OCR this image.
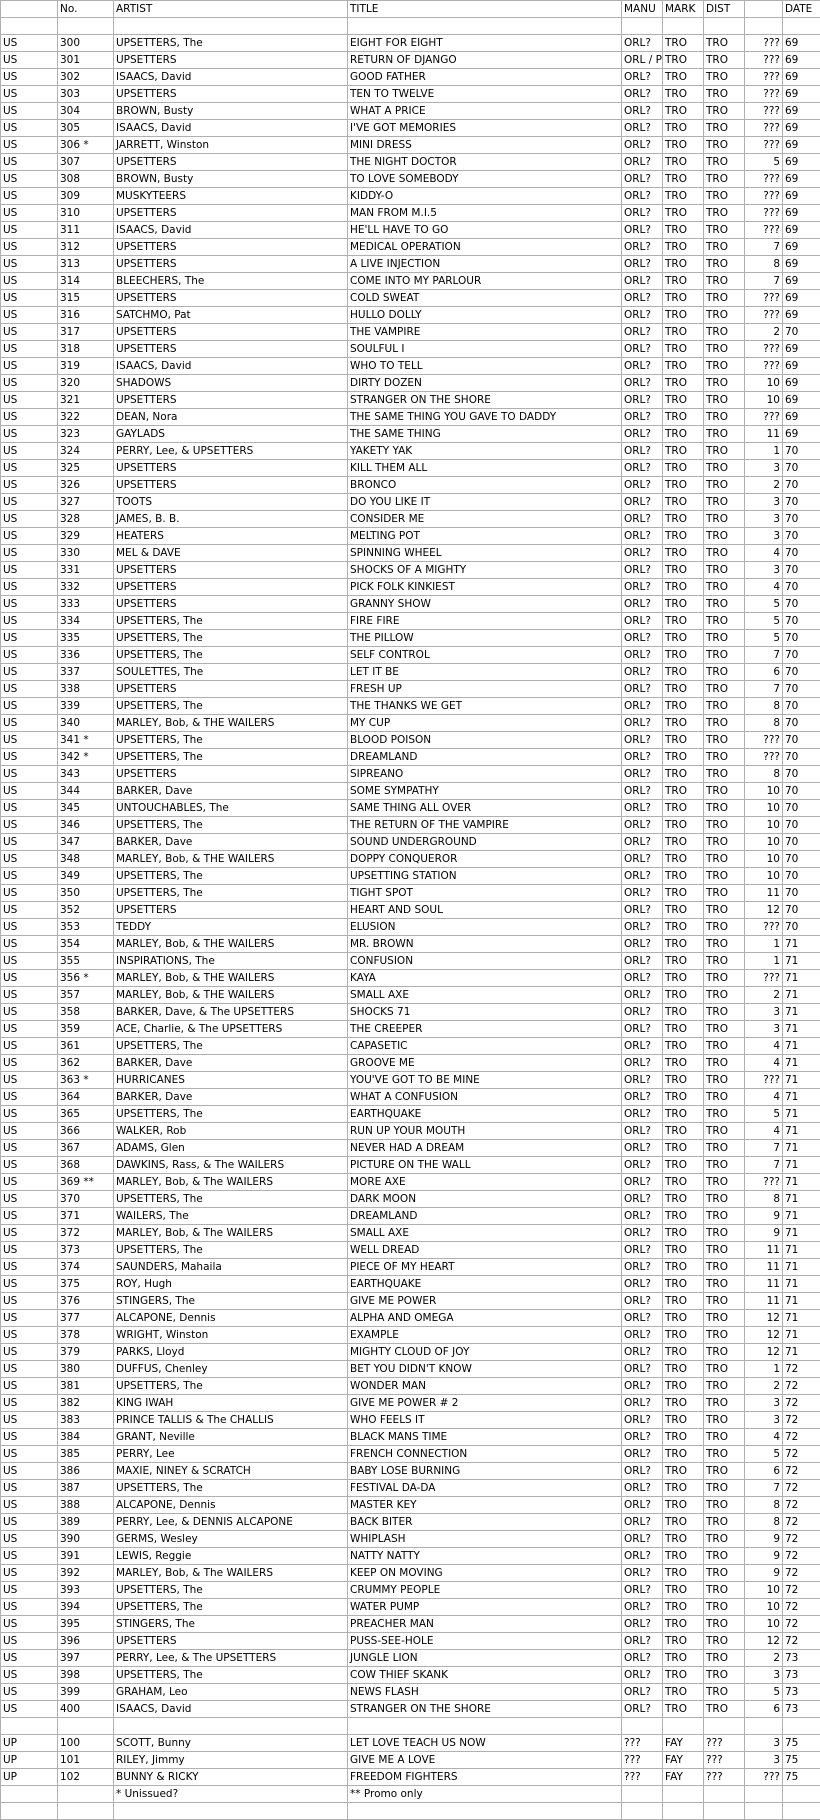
	No.	ARTIST	TITLE	MANU	MARK	DIST		DATE

US	300	UPSETTERS, The	EIGHT FOR EIGHT	ORL?	TRO	TRO	???	69
US	301	UPSETTERS	RETURN OF DJANGO	ORL / P	TRO	TRO	???	69
US	302	ISAACS, David	GOOD FATHER	ORL?	TRO	TRO	???	69
US	303	UPSETTERS	TEN TO TWELVE	ORL?	TRO	TRO	???	69
US	304	BROWN, Busty	WHAT A PRICE	ORL?	TRO	TRO	???	69
US	305	ISAACS, David	I'VE GOT MEMORIES	ORL?	TRO	TRO	???	69
US	306 *	JARRETT, Winston	MINI DRESS	ORL?	TRO	TRO	???	69
US	307	UPSETTERS	THE NIGHT DOCTOR	ORL?	TRO	TRO	5	69
US	308	BROWN, Busty	TO LOVE SOMEBODY	ORL?	TRO	TRO	???	69
US	309	MUSKYTEERS	KIDDY-O	ORL?	TRO	TRO	???	69
US	310	UPSETTERS	MAN FROM M.I.5	ORL?	TRO	TRO	???	69
US	311	ISAACS, David	HE'LL HAVE TO GO	ORL?	TRO	TRO	???	69
US	312	UPSETTERS	MEDICAL OPERATION	ORL?	TRO	TRO	7	69
US	313	UPSETTERS	A LIVE INJECTION	ORL?	TRO	TRO	8	69
US	314	BLEECHERS, The	COME INTO MY PARLOUR	ORL?	TRO	TRO	7	69
US	315	UPSETTERS	COLD SWEAT	ORL?	TRO	TRO	???	69
US	316	SATCHMO, Pat	HULLO DOLLY	ORL?	TRO	TRO	???	69
US	317	UPSETTERS	THE VAMPIRE	ORL?	TRO	TRO	2	70
US	318	UPSETTERS	SOULFUL I	ORL?	TRO	TRO	???	69
US	319	ISAACS, David	WHO TO TELL	ORL?	TRO	TRO	???	69
US	320	SHADOWS	DIRTY DOZEN	ORL?	TRO	TRO	10	69
US	321	UPSETTERS	STRANGER ON THE SHORE	ORL?	TRO	TRO	10	69
US	322	DEAN, Nora	THE SAME THING YOU GAVE TO DADDY	ORL?	TRO	TRO	???	69
US	323	GAYLADS	THE SAME THING	ORL?	TRO	TRO	11	69
US	324	PERRY, Lee, & UPSETTERS	YAKETY YAK	ORL?	TRO	TRO	1	70
US	325	UPSETTERS	KILL THEM ALL	ORL?	TRO	TRO	3	70
US	326	UPSETTERS	BRONCO	ORL?	TRO	TRO	2	70
US	327	TOOTS	DO YOU LIKE IT	ORL?	TRO	TRO	3	70
US	328	JAMES, B. B.	CONSIDER ME	ORL?	TRO	TRO	3	70
US	329	HEATERS	MELTING POT	ORL?	TRO	TRO	3	70
US	330	MEL & DAVE	SPINNING WHEEL	ORL?	TRO	TRO	4	70
US	331	UPSETTERS	SHOCKS OF A MIGHTY	ORL?	TRO	TRO	3	70
US	332	UPSETTERS	PICK FOLK KINKIEST	ORL?	TRO	TRO	4	70
US	333	UPSETTERS	GRANNY SHOW	ORL?	TRO	TRO	5	70
US	334	UPSETTERS, The	FIRE FIRE	ORL?	TRO	TRO	5	70
US	335	UPSETTERS, The	THE PILLOW	ORL?	TRO	TRO	5	70
US	336	UPSETTERS, The	SELF CONTROL	ORL?	TRO	TRO	7	70
US	337	SOULETTES, The	LET IT BE	ORL?	TRO	TRO	6	70
US	338	UPSETTERS	FRESH UP	ORL?	TRO	TRO	7	70
US	339	UPSETTERS, The	THE THANKS WE GET	ORL?	TRO	TRO	8	70
US	340	MARLEY, Bob, & THE WAILERS	MY CUP	ORL?	TRO	TRO	8	70
US	341 *	UPSETTERS, The	BLOOD POISON	ORL?	TRO	TRO	???	70
US	342 *	UPSETTERS, The	DREAMLAND	ORL?	TRO	TRO	???	70
US	343	UPSETTERS	SIPREANO	ORL?	TRO	TRO	8	70
US	344	BARKER, Dave	SOME SYMPATHY	ORL?	TRO	TRO	10	70
US	345	UNTOUCHABLES, The	SAME THING ALL OVER	ORL?	TRO	TRO	10	70
US	346	UPSETTERS, The	THE RETURN OF THE VAMPIRE	ORL?	TRO	TRO	10	70
US	347	BARKER, Dave	SOUND UNDERGROUND	ORL?	TRO	TRO	10	70
US	348	MARLEY, Bob, & THE WAILERS	DOPPY CONQUEROR	ORL?	TRO	TRO	10	70
US	349	UPSETTERS, The	UPSETTING STATION	ORL?	TRO	TRO	10	70
US	350	UPSETTERS, The	TIGHT SPOT	ORL?	TRO	TRO	11	70
US	352	UPSETTERS	HEART AND SOUL	ORL?	TRO	TRO	12	70
US	353	TEDDY	ELUSION	ORL?	TRO	TRO	???	70
US	354	MARLEY, Bob, & THE WAILERS	MR. BROWN	ORL?	TRO	TRO	1	71
US	355	INSPIRATIONS, The	CONFUSION	ORL?	TRO	TRO	1	71
US	356 *	MARLEY, Bob, & THE WAILERS	KAYA	ORL?	TRO	TRO	???	71
US	357	MARLEY, Bob, & THE WAILERS	SMALL AXE	ORL?	TRO	TRO	2	71
US	358	BARKER, Dave, & The UPSETTERS	SHOCKS 71	ORL?	TRO	TRO	3	71
US	359	ACE, Charlie, & The UPSETTERS	THE CREEPER	ORL?	TRO	TRO	3	71
US	361	UPSETTERS, The	CAPASETIC	ORL?	TRO	TRO	4	71
US	362	BARKER, Dave	GROOVE ME	ORL?	TRO	TRO	4	71
US	363 *	HURRICANES	YOU'VE GOT TO BE MINE	ORL?	TRO	TRO	???	71
US	364	BARKER, Dave	WHAT A CONFUSION	ORL?	TRO	TRO	4	71
US	365	UPSETTERS, The	EARTHQUAKE	ORL?	TRO	TRO	5	71
US	366	WALKER, Rob	RUN UP YOUR MOUTH	ORL?	TRO	TRO	4	71
US	367	ADAMS, Glen	NEVER HAD A DREAM	ORL?	TRO	TRO	7	71
US	368	DAWKINS, Rass, & The WAILERS	PICTURE ON THE WALL	ORL?	TRO	TRO	7	71
US	369 **	MARLEY, Bob, & The WAILERS	MORE AXE	ORL?	TRO	TRO	???	71
US	370	UPSETTERS, The	DARK MOON	ORL?	TRO	TRO	8	71
US	371	WAILERS, The	DREAMLAND	ORL?	TRO	TRO	9	71
US	372	MARLEY, Bob, & The WAILERS	SMALL AXE	ORL?	TRO	TRO	9	71
US	373	UPSETTERS, The	WELL DREAD	ORL?	TRO	TRO	11	71
US	374	SAUNDERS, Mahaila	PIECE OF MY HEART	ORL?	TRO	TRO	11	71
US	375	ROY, Hugh	EARTHQUAKE	ORL?	TRO	TRO	11	71
US	376	STINGERS, The	GIVE ME POWER	ORL?	TRO	TRO	11	71
US	377	ALCAPONE, Dennis	ALPHA AND OMEGA	ORL?	TRO	TRO	12	71
US	378	WRIGHT, Winston	EXAMPLE	ORL?	TRO	TRO	12	71
US	379	PARKS, Lloyd	MIGHTY CLOUD OF JOY	ORL?	TRO	TRO	12	71
US	380	DUFFUS, Chenley	BET YOU DIDN'T KNOW	ORL?	TRO	TRO	1	72
US	381	UPSETTERS, The	WONDER MAN	ORL?	TRO	TRO	2	72
US	382	KING IWAH	GIVE ME POWER # 2	ORL?	TRO	TRO	3	72
US	383	PRINCE TALLIS & The CHALLIS	WHO FEELS IT	ORL?	TRO	TRO	3	72
US	384	GRANT, Neville	BLACK MANS TIME	ORL?	TRO	TRO	4	72
US	385	PERRY, Lee	FRENCH CONNECTION	ORL?	TRO	TRO	5	72
US	386	MAXIE, NINEY & SCRATCH	BABY LOSE BURNING	ORL?	TRO	TRO	6	72
US	387	UPSETTERS, The	FESTIVAL DA-DA	ORL?	TRO	TRO	7	72
US	388	ALCAPONE, Dennis	MASTER KEY	ORL?	TRO	TRO	8	72
US	389	PERRY, Lee, & DENNIS ALCAPONE	BACK BITER	ORL?	TRO	TRO	8	72
US	390	GERMS, Wesley	WHIPLASH	ORL?	TRO	TRO	9	72
US	391	LEWIS, Reggie	NATTY NATTY	ORL?	TRO	TRO	9	72
US	392	MARLEY, Bob, & The WAILERS	KEEP ON MOVING	ORL?	TRO	TRO	9	72
US	393	UPSETTERS, The	CRUMMY PEOPLE	ORL?	TRO	TRO	10	72
US	394	UPSETTERS, The	WATER PUMP	ORL?	TRO	TRO	10	72
US	395	STINGERS, The	PREACHER MAN	ORL?	TRO	TRO	10	72
US	396	UPSETTERS	PUSS-SEE-HOLE	ORL?	TRO	TRO	12	72
US	397	PERRY, Lee, & The UPSETTERS	JUNGLE LION	ORL?	TRO	TRO	2	73
US	398	UPSETTERS, The	COW THIEF SKANK	ORL?	TRO	TRO	3	73
US	399	GRAHAM, Leo	NEWS FLASH	ORL?	TRO	TRO	5	73
US	400	ISAACS, David	STRANGER ON THE SHORE	ORL?	TRO	TRO	6	73

UP	100	SCOTT, Bunny	LET LOVE TEACH US NOW	???	FAY	???	3	75
UP	101	RILEY, Jimmy	GIVE ME A LOVE	???	FAY	???	3	75
UP	102	BUNNY & RICKY	FREEDOM FIGHTERS	???	FAY	???	???	75
		* Unissued?	** Promo only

________________________

▶ _Exercise directions_: Report the number of lines holding the string "HEART", without any other words.

▶ _Response below_: 2